◆ TASK TO CARRY OUT
Extract every line where the string "text" appears.

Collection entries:
● ● ●
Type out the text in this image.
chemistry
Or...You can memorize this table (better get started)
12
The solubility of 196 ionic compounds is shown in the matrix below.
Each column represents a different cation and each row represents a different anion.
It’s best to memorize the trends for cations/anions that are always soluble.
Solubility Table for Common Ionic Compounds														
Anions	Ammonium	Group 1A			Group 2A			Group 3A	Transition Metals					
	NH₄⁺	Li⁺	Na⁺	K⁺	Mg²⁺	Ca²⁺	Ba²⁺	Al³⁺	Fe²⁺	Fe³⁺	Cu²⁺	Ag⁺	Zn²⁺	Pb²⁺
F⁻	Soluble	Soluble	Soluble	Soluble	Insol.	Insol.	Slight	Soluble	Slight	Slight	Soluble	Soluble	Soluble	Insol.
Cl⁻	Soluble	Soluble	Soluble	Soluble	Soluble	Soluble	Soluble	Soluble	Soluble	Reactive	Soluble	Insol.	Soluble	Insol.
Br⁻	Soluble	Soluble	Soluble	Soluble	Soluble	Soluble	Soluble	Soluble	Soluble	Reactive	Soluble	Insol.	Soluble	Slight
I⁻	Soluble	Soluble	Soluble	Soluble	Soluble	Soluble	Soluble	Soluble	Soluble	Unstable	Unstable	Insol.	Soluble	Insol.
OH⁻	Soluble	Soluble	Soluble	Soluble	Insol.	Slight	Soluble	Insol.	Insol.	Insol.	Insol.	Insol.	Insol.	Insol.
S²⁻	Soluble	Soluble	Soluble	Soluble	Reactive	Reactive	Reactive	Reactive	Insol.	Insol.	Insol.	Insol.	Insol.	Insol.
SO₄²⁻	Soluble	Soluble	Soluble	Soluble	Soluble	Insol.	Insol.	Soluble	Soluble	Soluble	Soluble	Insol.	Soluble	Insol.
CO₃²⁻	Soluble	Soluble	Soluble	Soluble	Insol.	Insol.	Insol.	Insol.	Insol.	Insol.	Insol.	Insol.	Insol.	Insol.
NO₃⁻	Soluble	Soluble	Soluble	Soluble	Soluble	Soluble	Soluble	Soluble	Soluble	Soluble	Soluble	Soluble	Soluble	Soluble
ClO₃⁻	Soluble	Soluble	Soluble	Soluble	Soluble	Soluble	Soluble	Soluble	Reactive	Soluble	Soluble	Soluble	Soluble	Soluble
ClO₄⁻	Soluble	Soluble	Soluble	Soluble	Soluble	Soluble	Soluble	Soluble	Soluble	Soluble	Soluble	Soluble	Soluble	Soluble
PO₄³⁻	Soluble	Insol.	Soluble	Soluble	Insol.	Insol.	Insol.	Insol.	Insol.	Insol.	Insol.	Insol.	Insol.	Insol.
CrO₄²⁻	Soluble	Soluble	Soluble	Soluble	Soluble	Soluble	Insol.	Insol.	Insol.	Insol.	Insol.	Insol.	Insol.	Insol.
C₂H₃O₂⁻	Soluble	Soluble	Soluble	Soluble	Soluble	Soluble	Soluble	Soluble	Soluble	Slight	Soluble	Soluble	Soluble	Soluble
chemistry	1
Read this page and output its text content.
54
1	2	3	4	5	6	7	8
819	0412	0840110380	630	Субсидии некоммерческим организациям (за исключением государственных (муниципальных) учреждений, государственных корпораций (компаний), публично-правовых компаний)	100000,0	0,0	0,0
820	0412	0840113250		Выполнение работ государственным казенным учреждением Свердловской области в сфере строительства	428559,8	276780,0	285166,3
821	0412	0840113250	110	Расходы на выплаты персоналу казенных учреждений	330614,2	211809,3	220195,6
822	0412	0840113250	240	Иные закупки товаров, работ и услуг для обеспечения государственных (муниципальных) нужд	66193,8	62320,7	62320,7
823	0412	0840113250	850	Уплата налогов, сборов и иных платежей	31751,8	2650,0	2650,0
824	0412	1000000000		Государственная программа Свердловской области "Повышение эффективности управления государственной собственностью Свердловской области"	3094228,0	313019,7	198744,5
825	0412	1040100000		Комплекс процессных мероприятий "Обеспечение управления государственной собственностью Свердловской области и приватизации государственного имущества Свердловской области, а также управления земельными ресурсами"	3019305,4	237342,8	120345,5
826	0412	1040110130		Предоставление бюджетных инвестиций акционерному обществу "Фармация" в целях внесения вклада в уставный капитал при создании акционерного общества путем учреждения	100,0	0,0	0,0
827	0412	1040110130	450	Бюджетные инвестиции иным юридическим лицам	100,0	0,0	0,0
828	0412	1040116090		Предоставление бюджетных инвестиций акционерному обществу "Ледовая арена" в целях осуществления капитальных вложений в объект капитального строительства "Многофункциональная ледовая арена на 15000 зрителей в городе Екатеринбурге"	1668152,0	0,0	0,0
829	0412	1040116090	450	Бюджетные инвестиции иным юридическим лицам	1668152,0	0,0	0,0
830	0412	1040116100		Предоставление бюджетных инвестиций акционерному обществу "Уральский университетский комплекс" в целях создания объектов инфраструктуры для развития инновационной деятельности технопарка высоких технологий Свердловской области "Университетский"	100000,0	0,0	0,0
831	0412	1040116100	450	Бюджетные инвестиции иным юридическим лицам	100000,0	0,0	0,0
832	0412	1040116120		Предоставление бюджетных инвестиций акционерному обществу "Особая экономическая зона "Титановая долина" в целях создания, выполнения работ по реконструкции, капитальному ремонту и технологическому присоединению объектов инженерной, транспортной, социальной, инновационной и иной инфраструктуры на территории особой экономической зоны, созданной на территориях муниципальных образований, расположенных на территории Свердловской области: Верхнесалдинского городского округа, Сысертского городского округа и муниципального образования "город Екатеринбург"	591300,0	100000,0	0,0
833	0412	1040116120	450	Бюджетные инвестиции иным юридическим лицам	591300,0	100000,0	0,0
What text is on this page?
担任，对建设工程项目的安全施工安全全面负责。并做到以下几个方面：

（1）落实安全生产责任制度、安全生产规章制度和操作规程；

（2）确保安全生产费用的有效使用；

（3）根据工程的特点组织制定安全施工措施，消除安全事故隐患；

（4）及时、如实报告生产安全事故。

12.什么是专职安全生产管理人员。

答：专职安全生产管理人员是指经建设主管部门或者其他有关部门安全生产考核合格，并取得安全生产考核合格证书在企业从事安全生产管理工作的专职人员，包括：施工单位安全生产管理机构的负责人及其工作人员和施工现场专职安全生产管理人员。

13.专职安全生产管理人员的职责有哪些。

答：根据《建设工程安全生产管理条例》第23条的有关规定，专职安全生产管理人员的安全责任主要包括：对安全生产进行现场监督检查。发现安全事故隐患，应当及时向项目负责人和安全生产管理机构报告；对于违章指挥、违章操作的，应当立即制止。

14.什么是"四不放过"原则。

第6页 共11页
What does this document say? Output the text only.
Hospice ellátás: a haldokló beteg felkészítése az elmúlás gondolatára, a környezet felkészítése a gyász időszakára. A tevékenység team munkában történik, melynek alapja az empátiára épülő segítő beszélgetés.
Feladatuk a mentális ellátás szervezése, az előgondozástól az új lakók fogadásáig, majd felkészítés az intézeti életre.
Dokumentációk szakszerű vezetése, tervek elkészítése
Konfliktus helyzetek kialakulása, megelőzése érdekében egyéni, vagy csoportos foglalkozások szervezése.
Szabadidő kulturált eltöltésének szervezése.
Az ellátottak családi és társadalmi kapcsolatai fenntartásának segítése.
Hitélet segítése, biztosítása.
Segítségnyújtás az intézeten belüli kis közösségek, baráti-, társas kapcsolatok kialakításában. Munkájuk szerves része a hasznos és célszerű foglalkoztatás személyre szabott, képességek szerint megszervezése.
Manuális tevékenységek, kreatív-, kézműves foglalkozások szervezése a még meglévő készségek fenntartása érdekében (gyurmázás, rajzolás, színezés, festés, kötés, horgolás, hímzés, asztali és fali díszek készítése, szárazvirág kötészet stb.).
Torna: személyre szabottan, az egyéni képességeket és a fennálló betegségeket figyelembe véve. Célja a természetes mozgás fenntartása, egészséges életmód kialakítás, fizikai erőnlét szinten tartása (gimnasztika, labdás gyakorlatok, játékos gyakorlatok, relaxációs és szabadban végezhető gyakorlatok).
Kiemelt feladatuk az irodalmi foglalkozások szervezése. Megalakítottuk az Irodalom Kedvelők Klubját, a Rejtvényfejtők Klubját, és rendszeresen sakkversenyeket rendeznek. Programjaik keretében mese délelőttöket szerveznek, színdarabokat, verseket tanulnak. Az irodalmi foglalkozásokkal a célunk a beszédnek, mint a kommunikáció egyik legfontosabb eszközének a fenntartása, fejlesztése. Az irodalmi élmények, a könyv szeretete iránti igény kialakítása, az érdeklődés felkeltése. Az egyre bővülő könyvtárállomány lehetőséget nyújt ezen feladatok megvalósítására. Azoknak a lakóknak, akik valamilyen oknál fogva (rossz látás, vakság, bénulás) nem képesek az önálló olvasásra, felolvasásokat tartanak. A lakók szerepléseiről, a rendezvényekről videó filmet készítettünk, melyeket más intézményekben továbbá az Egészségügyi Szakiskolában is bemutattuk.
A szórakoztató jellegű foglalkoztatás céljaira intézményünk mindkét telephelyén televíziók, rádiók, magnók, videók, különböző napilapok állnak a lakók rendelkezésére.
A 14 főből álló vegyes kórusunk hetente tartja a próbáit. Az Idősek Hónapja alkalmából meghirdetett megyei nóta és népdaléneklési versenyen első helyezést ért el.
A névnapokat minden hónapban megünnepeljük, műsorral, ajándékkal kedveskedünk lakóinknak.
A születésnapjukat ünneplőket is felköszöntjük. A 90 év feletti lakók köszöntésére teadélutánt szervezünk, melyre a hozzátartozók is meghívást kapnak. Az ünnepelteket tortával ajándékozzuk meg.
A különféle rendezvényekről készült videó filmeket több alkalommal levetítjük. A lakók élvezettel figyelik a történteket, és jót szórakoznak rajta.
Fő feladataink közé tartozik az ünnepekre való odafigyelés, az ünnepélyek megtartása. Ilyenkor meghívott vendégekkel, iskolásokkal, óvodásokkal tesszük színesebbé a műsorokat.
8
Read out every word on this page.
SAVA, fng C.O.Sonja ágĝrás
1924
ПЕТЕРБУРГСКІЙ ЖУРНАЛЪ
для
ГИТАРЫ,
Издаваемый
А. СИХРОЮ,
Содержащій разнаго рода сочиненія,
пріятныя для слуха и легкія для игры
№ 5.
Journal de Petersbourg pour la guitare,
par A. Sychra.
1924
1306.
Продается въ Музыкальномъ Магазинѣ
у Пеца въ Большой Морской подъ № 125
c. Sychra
● ● ●
◆ ANSWER FOR THIS EXERCISE
Type out the text in this image.
Read this page and output its text content.
What text is on this page?
What does this document say? Output the text only.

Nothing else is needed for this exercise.